NELLY LUNA AMANCIO
@nellylun / nluna@comercio.com.pe
Un hacker parte de una certeza: no hay sistema perfecto; y una obsesión: encontrar su vulnerabilidad, las fallas que le permitan recordarle luego al desarrollador la imperfección de su programa. Camilo Galdos tiene 20 años, hackea desde los 14, fuma casi una cajetilla de cigarros al día y hace varios años que abandonó el mundo oculto de Internet para ser un hacker ético: busca fallas en los sistemas para impulsar programas más seguros. Su nombre figura en los salones de la fama de Microsoft, Adobe, Paypal, Twitter, eBay, Netflix, Nokia y Apple. El hacker de 20 años tiene su propia certeza: nadie está seguro en la web. Se encuentra fuera del país, ha decidido alejarse un tiempo, duerme poco, pero cada vez mejor. Jamás apaga su computadora.
Antes de ser un experto en seguridad informática, Camilo vivió una doble vida: mentía sobre su edad, nacionalidad o procedencia. Usaba más de seis identidades. Sus relaciones sociales se resumían a charlas por canales secretos de chat con personas cuyo rostro jamás había visto. Perdió el control del tiempo. Podía estar en Lima, pero si alguien rastreaba su dirección IP lo ubicaba en Australia. Comenzó a tener malas notas en el colegio y a dormir menos. “Conocí a gente muy obsesiva. Me volví paranoico. En los chats me hablaban y despertaban a toda hora, pero un día me aburrí de todo eso”, cuenta.

> _DATOS PROPORCIONADOS_:
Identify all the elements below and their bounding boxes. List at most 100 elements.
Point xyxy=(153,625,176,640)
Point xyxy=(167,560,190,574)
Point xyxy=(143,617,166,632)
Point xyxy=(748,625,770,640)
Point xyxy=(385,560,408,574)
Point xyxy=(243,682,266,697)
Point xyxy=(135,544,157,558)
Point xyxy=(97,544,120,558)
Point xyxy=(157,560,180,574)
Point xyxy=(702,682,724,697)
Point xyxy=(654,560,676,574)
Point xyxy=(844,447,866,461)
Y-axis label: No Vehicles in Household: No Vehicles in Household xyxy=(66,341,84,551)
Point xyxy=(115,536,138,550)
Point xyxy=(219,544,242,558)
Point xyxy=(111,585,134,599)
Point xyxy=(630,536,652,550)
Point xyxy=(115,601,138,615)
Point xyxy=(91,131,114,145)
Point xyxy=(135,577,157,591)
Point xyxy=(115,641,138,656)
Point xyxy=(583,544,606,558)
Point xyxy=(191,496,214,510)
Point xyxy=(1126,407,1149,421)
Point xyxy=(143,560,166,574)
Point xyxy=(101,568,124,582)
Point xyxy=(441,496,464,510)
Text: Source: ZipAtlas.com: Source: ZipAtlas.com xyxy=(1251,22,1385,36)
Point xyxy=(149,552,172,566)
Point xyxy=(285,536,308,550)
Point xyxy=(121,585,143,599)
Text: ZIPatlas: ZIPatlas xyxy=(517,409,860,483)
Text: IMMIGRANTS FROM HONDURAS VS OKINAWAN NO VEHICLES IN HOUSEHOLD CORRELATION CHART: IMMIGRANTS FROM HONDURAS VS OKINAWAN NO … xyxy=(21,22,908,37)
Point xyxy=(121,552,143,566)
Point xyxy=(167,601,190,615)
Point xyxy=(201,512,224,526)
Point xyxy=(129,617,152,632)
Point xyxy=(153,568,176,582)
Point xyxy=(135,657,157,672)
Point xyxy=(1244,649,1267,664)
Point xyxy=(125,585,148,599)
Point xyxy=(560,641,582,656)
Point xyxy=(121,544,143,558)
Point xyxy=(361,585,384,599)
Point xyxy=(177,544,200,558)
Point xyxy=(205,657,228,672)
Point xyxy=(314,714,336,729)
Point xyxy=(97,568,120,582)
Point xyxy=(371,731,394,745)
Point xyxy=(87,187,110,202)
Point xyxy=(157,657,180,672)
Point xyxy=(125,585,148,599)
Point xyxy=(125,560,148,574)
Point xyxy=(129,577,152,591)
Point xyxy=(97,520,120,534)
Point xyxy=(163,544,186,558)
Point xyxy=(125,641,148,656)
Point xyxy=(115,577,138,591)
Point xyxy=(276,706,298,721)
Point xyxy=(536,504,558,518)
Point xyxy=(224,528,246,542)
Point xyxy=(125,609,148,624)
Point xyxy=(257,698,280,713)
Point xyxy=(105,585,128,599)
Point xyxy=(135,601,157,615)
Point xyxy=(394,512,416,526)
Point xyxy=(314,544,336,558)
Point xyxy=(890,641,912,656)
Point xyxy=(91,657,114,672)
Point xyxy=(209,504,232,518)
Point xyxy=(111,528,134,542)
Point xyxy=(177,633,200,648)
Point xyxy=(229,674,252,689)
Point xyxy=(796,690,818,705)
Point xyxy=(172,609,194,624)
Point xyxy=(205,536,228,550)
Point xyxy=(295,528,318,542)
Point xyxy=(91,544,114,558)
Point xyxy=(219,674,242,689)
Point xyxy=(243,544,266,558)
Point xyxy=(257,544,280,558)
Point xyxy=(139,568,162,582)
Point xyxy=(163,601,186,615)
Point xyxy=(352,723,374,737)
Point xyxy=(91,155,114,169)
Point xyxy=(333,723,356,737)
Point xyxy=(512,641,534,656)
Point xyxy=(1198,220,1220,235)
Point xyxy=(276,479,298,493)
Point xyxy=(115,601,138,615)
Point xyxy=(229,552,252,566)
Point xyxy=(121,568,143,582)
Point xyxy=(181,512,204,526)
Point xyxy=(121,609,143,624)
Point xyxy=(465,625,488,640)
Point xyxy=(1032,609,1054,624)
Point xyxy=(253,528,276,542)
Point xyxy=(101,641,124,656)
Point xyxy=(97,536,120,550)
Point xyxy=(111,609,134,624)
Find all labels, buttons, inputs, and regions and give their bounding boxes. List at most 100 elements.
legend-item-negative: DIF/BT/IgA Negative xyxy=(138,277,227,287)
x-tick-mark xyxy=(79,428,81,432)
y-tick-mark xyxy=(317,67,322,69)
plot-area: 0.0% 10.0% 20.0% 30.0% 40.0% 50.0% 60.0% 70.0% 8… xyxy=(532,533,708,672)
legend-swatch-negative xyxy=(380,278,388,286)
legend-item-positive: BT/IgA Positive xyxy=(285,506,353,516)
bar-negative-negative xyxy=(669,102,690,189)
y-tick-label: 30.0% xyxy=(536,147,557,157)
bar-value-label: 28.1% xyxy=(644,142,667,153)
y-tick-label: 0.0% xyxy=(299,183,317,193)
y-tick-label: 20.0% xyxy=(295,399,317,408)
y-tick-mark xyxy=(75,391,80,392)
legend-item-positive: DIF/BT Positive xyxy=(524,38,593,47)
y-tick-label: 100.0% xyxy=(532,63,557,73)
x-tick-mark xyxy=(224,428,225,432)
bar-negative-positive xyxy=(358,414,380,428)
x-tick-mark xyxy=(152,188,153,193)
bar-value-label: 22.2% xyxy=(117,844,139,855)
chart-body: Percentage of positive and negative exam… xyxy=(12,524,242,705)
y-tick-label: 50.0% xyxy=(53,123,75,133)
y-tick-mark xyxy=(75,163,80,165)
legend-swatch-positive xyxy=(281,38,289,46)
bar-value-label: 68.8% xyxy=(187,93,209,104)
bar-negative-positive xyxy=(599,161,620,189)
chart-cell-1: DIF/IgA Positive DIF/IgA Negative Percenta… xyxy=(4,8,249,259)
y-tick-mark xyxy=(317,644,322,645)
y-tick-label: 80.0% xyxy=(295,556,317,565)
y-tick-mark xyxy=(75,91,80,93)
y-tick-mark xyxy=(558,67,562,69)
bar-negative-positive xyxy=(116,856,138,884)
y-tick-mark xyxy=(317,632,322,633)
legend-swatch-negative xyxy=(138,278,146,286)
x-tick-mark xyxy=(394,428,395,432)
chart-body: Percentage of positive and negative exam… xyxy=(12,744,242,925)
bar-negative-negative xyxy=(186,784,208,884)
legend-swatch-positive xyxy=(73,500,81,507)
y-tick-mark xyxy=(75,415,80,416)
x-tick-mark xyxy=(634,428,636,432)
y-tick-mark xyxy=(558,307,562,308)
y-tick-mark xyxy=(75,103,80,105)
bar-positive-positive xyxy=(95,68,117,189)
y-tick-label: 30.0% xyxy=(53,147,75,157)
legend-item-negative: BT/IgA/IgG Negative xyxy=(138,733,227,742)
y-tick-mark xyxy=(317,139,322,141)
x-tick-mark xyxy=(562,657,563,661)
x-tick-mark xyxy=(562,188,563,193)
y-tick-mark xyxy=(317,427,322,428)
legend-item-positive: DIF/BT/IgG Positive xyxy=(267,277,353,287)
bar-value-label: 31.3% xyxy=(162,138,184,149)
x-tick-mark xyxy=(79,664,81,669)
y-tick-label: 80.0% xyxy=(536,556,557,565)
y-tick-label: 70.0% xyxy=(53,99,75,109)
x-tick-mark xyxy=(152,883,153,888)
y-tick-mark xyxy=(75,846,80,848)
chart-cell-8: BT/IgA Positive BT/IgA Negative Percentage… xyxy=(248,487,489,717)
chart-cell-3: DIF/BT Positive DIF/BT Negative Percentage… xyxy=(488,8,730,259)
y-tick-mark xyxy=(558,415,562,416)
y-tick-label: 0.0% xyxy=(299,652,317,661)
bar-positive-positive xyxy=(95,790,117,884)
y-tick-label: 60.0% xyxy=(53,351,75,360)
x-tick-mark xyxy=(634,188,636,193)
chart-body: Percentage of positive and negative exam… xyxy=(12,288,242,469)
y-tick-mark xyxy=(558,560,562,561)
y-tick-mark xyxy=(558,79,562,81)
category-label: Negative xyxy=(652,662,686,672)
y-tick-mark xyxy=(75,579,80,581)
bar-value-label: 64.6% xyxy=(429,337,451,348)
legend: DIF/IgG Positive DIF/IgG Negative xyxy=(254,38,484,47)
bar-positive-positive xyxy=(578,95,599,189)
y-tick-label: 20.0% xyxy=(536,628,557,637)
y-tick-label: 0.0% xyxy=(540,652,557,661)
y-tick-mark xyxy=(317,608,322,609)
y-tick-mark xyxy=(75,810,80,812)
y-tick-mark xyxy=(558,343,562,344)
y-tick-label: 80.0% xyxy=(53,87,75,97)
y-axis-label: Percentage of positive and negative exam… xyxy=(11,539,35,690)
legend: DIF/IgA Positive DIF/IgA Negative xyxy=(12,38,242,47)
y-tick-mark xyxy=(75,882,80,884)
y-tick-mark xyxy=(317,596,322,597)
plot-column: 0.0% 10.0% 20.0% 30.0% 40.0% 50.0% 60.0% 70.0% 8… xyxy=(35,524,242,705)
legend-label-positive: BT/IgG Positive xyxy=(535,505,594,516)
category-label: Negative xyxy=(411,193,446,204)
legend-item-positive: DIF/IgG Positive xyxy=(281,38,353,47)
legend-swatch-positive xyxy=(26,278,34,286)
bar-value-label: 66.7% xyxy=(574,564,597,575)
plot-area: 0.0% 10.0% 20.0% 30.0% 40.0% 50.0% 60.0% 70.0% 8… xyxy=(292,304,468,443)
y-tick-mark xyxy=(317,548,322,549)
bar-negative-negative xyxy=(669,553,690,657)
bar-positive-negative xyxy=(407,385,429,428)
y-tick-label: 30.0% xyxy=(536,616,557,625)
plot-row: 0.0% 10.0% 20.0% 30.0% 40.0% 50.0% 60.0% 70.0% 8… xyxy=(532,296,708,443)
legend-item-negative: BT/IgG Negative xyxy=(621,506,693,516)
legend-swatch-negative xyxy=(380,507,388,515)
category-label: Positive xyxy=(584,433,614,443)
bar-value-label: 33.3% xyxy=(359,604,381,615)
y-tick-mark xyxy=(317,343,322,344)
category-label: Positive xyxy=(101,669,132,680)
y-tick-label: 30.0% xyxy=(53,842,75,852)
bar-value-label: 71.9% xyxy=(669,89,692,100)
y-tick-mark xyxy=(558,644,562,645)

> _CONSIGNA A_:
Según el texto sobre Camilo Galdos, ¿para qué busca él fallas en los sistemas como hacker ético? Responde en una a tres oraciones.
> _CONSIGNA B_:
Reproduce el fragmento del texto sobre Camilo Galdos entre "NELLY LUNA AMANCIO" y "apaga su computadora.", ambos incluidos.
> _CONSIGNA C_:
Continúa el texto sobre Camilo Galdos a partir de donde termina.

> _RESPUESTA ESPERADA A_:
Camilo Galdos busca fallas en los sistemas para impulsar programas más seguros.

> _RESPUESTA ESPERADA B_:
NELLY LUNA AMANCIO
@nellylun / nluna@comercio.com.pe
Un hacker parte de una certeza: no hay sistema perfecto; y una obsesión: encontrar su vulnerabilidad, las fallas que le permitan recordarle luego al desarrollador la imperfección de su programa. Camilo Galdos tiene 20 años, hackea desde los 14, fuma casi una cajetilla de cigarros al día y hace varios años que abandonó el mundo oculto de Internet para ser un hacker ético: busca fallas en los sistemas para impulsar programas más seguros. Su nombre figura en los salones de la fama de Microsoft, Adobe, Paypal, Twitter, eBay, Netflix, Nokia y Apple. El hacker de 20 años tiene su propia certeza: nadie está seguro en la web. Se encuentra fuera del país, ha decidido alejarse un tiempo, duerme poco, pero cada vez mejor. Jamás apaga su computadora.

> _RESPUESTA ESPERADA C_:
Camilo continuó leyendo e ingresó a Dragon Jar, una comunidad especializada en seguridad informática. “Aquí hay gente más normal. Eran más personas, menos máquinas. Eran también más éticos”, se dijo y se quedó. En noviembre del 2012 –impulsado por una de sus obsesiones– prometió no afeitarse la barba hasta encontrar alguna vulnerabilidad a Microsoft. Luego de siete días y varias noches sin dormir, en una sola mañana encontró ocho fallas del programa. La práctica hace al maestro: “Para evitar un hackeo tienes que haber hackeado alguna vez”, dice Camilo.
Hacking ético
El 28 de julio del año pasado diferentes páginas de entidades del Gobierno fueron hackeadas: “¿Cuál es el sentido de justicia?” fue la pregunta que aparecía en la pantalla. Las páginas fueron intervenidas por Anonymous Perú, un colectivo de hackers que ya antes había intervenido otros espacios del Gobierno. Y seis meses después, en diciembre del 2013, otro grupo autodenominado Lulzsec atacó la página del Ministerio del Interior, accedió a los correos electrónicos de altos funcionarios y divulgó información clasificada. El Gobierno nunca encontró a los responsables.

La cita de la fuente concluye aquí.